PROBLEM DESCRIPTION — The entries that follow should be written out exactly.

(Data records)

>> start

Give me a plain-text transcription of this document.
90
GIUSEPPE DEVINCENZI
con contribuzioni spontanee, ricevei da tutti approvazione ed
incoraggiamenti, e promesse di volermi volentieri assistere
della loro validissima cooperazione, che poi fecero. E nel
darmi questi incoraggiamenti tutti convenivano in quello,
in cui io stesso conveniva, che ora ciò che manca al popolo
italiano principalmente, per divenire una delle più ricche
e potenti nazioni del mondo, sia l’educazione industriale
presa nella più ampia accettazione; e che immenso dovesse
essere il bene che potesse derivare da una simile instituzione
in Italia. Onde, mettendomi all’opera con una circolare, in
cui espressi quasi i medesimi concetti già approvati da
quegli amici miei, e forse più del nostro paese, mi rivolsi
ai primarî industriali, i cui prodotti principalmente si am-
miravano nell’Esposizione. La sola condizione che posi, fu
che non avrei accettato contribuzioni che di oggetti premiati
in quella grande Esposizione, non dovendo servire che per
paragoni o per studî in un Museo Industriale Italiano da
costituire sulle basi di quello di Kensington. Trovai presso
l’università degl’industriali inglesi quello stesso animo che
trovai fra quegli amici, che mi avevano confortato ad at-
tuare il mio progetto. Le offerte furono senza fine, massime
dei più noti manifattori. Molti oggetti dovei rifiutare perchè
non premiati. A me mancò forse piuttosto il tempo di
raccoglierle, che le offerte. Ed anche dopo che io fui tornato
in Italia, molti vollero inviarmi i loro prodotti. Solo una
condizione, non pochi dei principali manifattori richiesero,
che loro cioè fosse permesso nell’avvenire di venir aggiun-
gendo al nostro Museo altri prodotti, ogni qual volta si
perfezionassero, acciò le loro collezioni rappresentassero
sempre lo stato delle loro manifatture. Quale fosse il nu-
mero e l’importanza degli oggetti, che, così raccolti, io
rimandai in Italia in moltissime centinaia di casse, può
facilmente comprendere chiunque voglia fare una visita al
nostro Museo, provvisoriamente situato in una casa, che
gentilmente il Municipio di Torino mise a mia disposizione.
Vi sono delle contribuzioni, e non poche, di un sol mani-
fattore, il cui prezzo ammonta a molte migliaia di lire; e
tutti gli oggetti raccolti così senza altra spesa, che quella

>> end

CORRECT OUTPUT —
Give me a plain-text transcription of this document.
90
GIUSEPPE DEVINCENZI
con contribuzioni spontanee, ricevei da tutti approvazione ed
incoraggiamenti, e promesse di volermi volentieri assistere
della loro validissima cooperazione, che poi fecero. E nel
darmi questi incoraggiamenti tutti convenivano in quello,
in cui io stesso conveniva, che ora ciò che manca al popolo
italiano principalmente, per divenire una delle più ricche
e potenti nazioni del mondo, sia l’educazione industriale
presa nella più ampia accettazione; e che immenso dovesse
essere il bene che potesse derivare da una simile instituzione
in Italia. Onde, mettendomi all’opera con una circolare, in
cui espressi quasi i medesimi concetti già approvati da
quegli amici miei, e forse più del nostro paese, mi rivolsi
ai primarî industriali, i cui prodotti principalmente si am-
miravano nell’Esposizione. La sola condizione che posi, fu
che non avrei accettato contribuzioni che di oggetti premiati
in quella grande Esposizione, non dovendo servire che per
paragoni o per studî in un Museo Industriale Italiano da
costituire sulle basi di quello di Kensington. Trovai presso
l’università degl’industriali inglesi quello stesso animo che
trovai fra quegli amici, che mi avevano confortato ad at-
tuare il mio progetto. Le offerte furono senza fine, massime
dei più noti manifattori. Molti oggetti dovei rifiutare perchè
non premiati. A me mancò forse piuttosto il tempo di
raccoglierle, che le offerte. Ed anche dopo che io fui tornato
in Italia, molti vollero inviarmi i loro prodotti. Solo una
condizione, non pochi dei principali manifattori richiesero,
che loro cioè fosse permesso nell’avvenire di venir aggiun-
gendo al nostro Museo altri prodotti, ogni qual volta si
perfezionassero, acciò le loro collezioni rappresentassero
sempre lo stato delle loro manifatture. Quale fosse il nu-
mero e l’importanza degli oggetti, che, così raccolti, io
rimandai in Italia in moltissime centinaia di casse, può
facilmente comprendere chiunque voglia fare una visita al
nostro Museo, provvisoriamente situato in una casa, che
gentilmente il Municipio di Torino mise a mia disposizione.
Vi sono delle contribuzioni, e non poche, di un sol mani-
fattore, il cui prezzo ammonta a molte migliaia di lire; e
tutti gli oggetti raccolti così senza altra spesa, che quella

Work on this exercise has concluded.